(Lines of data)
┄┄┄┄┄┄

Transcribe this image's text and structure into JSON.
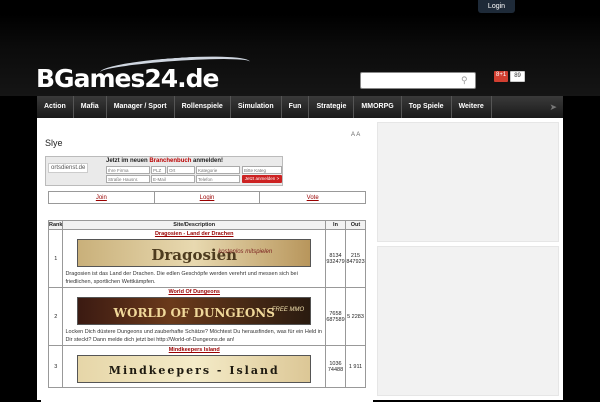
{
  "topbar": {
    "login_label": "Login"
  },
  "header": {
    "logo_text": "BGames24.de",
    "search": {
      "placeholder": ""
    },
    "gplus_label": "8+1",
    "gplus_count": "89"
  },
  "nav": {
    "items": [
      "Action",
      "Mafia",
      "Manager / Sport",
      "Rollenspiele",
      "Simulation",
      "Fun",
      "Strategie",
      "MMORPG",
      "Top Spiele",
      "Weitere"
    ]
  },
  "page": {
    "title": "Slye"
  },
  "ad": {
    "logo": "ortsdienst.de",
    "headline_prefix": "Jetzt im neuen",
    "headline_link": "Branchenbuch",
    "headline_suffix": "anmelden!",
    "fields": [
      "Ihre Firma",
      "PLZ",
      "Ort",
      "Kategorie",
      "Straße Hausnr.",
      "E-Mail",
      "Telefon"
    ],
    "select_label": "Bitte Kateg",
    "submit_label": "Jetzt anmelden >"
  },
  "links": [
    "Join",
    "Login",
    "Vote"
  ],
  "table": {
    "headers": {
      "rank": "Rank",
      "site": "Site/Description",
      "in": "In",
      "out": "Out"
    },
    "rows": [
      {
        "rank": "1",
        "name": "Dragosien - Land der Drachen",
        "banner_text": "Dragosien",
        "banner_sub": "kostenlos mitspielen",
        "description": "Dragosien ist das Land der Drachen. Die edlen Geschöpfe werden verehrt und messen sich bei friedlichen, sportlichen Wettkämpfen.",
        "in": "8134 932479",
        "out": "215 847923"
      },
      {
        "rank": "2",
        "name": "World Of Dungeons",
        "banner_text": "WORLD OF DUNGEONS",
        "banner_sub": "FREE MMO",
        "description": "Locken Dich düstere Dungeons und zauberhafte Schätze? Möchtest Du herausfinden, was für ein Held in Dir steckt? Dann melde dich jetzt bei http://World-of-Dungeons.de an!",
        "in": "7658 687589",
        "out": "5 2283"
      },
      {
        "rank": "3",
        "name": "Mindkeepers Island",
        "banner_text": "Mindkeepers - Island",
        "banner_sub": "",
        "description": "",
        "in": "1036 74488",
        "out": "1 911"
      }
    ]
  },
  "colors": {
    "accent_red": "#990000",
    "nav_bg": "#2a2a2a",
    "page_bg": "#000000"
  }
}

┄┄┄┄┄┄

THE PROBLEM
In your copy, repeat each record exactly and include no pictures.

ANSWER IN FULL
Transcribe this image's text and structure into JSON.
{
  "topbar": {
    "login_label": "Login"
  },
  "header": {
    "logo_text": "BGames24.de",
    "search": {
      "placeholder": ""
    },
    "gplus_label": "8+1",
    "gplus_count": "89"
  },
  "nav": {
    "items": [
      "Action",
      "Mafia",
      "Manager / Sport",
      "Rollenspiele",
      "Simulation",
      "Fun",
      "Strategie",
      "MMORPG",
      "Top Spiele",
      "Weitere"
    ]
  },
  "page": {
    "title": "Slye"
  },
  "ad": {
    "logo": "ortsdienst.de",
    "headline_prefix": "Jetzt im neuen",
    "headline_link": "Branchenbuch",
    "headline_suffix": "anmelden!",
    "fields": [
      "Ihre Firma",
      "PLZ",
      "Ort",
      "Kategorie",
      "Straße Hausnr.",
      "E-Mail",
      "Telefon"
    ],
    "select_label": "Bitte Kateg",
    "submit_label": "Jetzt anmelden >"
  },
  "links": [
    "Join",
    "Login",
    "Vote"
  ],
  "table": {
    "headers": {
      "rank": "Rank",
      "site": "Site/Description",
      "in": "In",
      "out": "Out"
    },
    "rows": [
      {
        "rank": "1",
        "name": "Dragosien - Land der Drachen",
        "banner_text": "Dragosien",
        "banner_sub": "kostenlos mitspielen",
        "description": "Dragosien ist das Land der Drachen. Die edlen Geschöpfe werden verehrt und messen sich bei friedlichen, sportlichen Wettkämpfen.",
        "in": "8134 932479",
        "out": "215 847923"
      },
      {
        "rank": "2",
        "name": "World Of Dungeons",
        "banner_text": "WORLD OF DUNGEONS",
        "banner_sub": "FREE MMO",
        "description": "Locken Dich düstere Dungeons und zauberhafte Schätze? Möchtest Du herausfinden, was für ein Held in Dir steckt? Dann melde dich jetzt bei http://World-of-Dungeons.de an!",
        "in": "7658 687589",
        "out": "5 2283"
      },
      {
        "rank": "3",
        "name": "Mindkeepers Island",
        "banner_text": "Mindkeepers - Island",
        "banner_sub": "",
        "description": "",
        "in": "1036 74488",
        "out": "1 911"
      }
    ]
  },
  "colors": {
    "accent_red": "#990000",
    "nav_bg": "#2a2a2a",
    "page_bg": "#000000"
  }
}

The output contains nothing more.